WRITTEN PROBLEM:
Reproduce every entry below word for word, in the same order.

SOURCE MATERIAL:
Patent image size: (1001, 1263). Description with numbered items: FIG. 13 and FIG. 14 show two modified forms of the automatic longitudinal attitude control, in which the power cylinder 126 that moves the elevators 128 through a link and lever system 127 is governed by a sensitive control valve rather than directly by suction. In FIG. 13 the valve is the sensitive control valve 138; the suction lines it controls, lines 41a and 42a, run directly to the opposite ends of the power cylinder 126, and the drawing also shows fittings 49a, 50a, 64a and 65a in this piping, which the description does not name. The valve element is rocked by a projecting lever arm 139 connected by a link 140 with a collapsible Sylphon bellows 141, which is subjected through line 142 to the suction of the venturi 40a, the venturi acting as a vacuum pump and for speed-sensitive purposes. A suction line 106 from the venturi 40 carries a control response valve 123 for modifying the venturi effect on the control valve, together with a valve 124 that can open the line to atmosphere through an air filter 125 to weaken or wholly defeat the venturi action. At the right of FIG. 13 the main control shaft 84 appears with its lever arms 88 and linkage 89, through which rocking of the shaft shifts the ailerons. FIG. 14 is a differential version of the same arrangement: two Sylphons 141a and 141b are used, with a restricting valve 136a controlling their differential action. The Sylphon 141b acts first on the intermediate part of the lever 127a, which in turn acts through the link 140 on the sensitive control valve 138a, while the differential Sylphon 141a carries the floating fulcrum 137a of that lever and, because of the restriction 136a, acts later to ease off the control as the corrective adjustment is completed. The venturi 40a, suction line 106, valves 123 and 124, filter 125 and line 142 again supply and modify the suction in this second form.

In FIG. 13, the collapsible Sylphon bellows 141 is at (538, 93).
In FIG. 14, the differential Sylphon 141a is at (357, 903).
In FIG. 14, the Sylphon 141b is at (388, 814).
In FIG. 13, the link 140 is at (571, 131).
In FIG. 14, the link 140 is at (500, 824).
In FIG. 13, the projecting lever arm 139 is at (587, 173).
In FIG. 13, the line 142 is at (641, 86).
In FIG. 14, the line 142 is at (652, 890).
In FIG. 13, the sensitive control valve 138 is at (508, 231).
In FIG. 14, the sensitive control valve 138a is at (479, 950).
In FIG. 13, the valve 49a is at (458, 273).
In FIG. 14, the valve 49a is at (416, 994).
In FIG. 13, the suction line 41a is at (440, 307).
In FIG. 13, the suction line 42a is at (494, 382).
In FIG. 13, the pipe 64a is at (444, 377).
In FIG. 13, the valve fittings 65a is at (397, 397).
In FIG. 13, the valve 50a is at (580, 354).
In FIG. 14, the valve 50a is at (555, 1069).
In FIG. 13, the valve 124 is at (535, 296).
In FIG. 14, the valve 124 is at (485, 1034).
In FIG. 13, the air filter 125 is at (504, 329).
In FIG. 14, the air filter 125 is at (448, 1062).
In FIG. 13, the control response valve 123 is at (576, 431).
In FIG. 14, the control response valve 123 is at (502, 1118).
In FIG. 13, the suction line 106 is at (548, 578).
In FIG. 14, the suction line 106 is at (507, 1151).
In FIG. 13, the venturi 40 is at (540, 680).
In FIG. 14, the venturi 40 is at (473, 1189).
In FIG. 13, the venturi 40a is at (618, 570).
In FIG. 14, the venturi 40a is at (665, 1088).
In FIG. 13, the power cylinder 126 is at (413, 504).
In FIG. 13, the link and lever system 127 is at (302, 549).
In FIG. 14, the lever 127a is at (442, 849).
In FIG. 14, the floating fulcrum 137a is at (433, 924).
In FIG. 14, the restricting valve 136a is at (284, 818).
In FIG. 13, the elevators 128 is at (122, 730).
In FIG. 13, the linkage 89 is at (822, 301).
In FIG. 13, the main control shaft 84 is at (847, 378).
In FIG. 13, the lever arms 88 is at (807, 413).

RESULT BELOW:
Patent image size: (1001, 1263). Description with numbered items: FIG. 13 and FIG. 14 show two modified forms of the automatic longitudinal attitude control, in which the power cylinder 126 that moves the elevators 128 through a link and lever system 127 is governed by a sensitive control valve rather than directly by suction. In FIG. 13 the valve is the sensitive control valve 138; the suction lines it controls, lines 41a and 42a, run directly to the opposite ends of the power cylinder 126, and the drawing also shows fittings 49a, 50a, 64a and 65a in this piping, which the description does not name. The valve element is rocked by a projecting lever arm 139 connected by a link 140 with a collapsible Sylphon bellows 141, which is subjected through line 142 to the suction of the venturi 40a, the venturi acting as a vacuum pump and for speed-sensitive purposes. A suction line 106 from the venturi 40 carries a control response valve 123 for modifying the venturi effect on the control valve, together with a valve 124 that can open the line to atmosphere through an air filter 125 to weaken or wholly defeat the venturi action. At the right of FIG. 13 the main control shaft 84 appears with its lever arms 88 and linkage 89, through which rocking of the shaft shifts the ailerons. FIG. 14 is a differential version of the same arrangement: two Sylphons 141a and 141b are used, with a restricting valve 136a controlling their differential action. The Sylphon 141b acts first on the intermediate part of the lever 127a, which in turn acts through the link 140 on the sensitive control valve 138a, while the differential Sylphon 141a carries the floating fulcrum 137a of that lever and, because of the restriction 136a, acts later to ease off the control as the corrective adjustment is completed. The venturi 40a, suction line 106, valves 123 and 124, filter 125 and line 142 again supply and modify the suction in this second form.

In FIG. 13, the collapsible Sylphon bellows 141 is at (538, 93).
In FIG. 14, the differential Sylphon 141a is at (357, 903).
In FIG. 14, the Sylphon 141b is at (388, 814).
In FIG. 13, the link 140 is at (571, 131).
In FIG. 14, the link 140 is at (500, 824).
In FIG. 13, the projecting lever arm 139 is at (587, 173).
In FIG. 13, the line 142 is at (641, 86).
In FIG. 14, the line 142 is at (652, 890).
In FIG. 13, the sensitive control valve 138 is at (508, 231).
In FIG. 14, the sensitive control valve 138a is at (479, 950).
In FIG. 13, the valve 49a is at (458, 273).
In FIG. 14, the valve 49a is at (416, 994).
In FIG. 13, the suction line 41a is at (440, 307).
In FIG. 13, the suction line 42a is at (494, 382).
In FIG. 13, the pipe 64a is at (444, 377).
In FIG. 13, the valve fittings 65a is at (397, 397).
In FIG. 13, the valve 50a is at (580, 354).
In FIG. 14, the valve 50a is at (555, 1069).
In FIG. 13, the valve 124 is at (535, 296).
In FIG. 14, the valve 124 is at (485, 1034).
In FIG. 13, the air filter 125 is at (504, 329).
In FIG. 14, the air filter 125 is at (448, 1062).
In FIG. 13, the control response valve 123 is at (576, 431).
In FIG. 14, the control response valve 123 is at (502, 1118).
In FIG. 13, the suction line 106 is at (548, 578).
In FIG. 14, the suction line 106 is at (507, 1151).
In FIG. 13, the venturi 40 is at (540, 680).
In FIG. 14, the venturi 40 is at (473, 1189).
In FIG. 13, the venturi 40a is at (618, 570).
In FIG. 14, the venturi 40a is at (665, 1088).
In FIG. 13, the power cylinder 126 is at (413, 504).
In FIG. 13, the link and lever system 127 is at (302, 549).
In FIG. 14, the lever 127a is at (442, 849).
In FIG. 14, the floating fulcrum 137a is at (433, 924).
In FIG. 14, the restricting valve 136a is at (284, 818).
In FIG. 13, the elevators 128 is at (122, 730).
In FIG. 13, the linkage 89 is at (822, 301).
In FIG. 13, the main control shaft 84 is at (847, 378).
In FIG. 13, the lever arms 88 is at (807, 413).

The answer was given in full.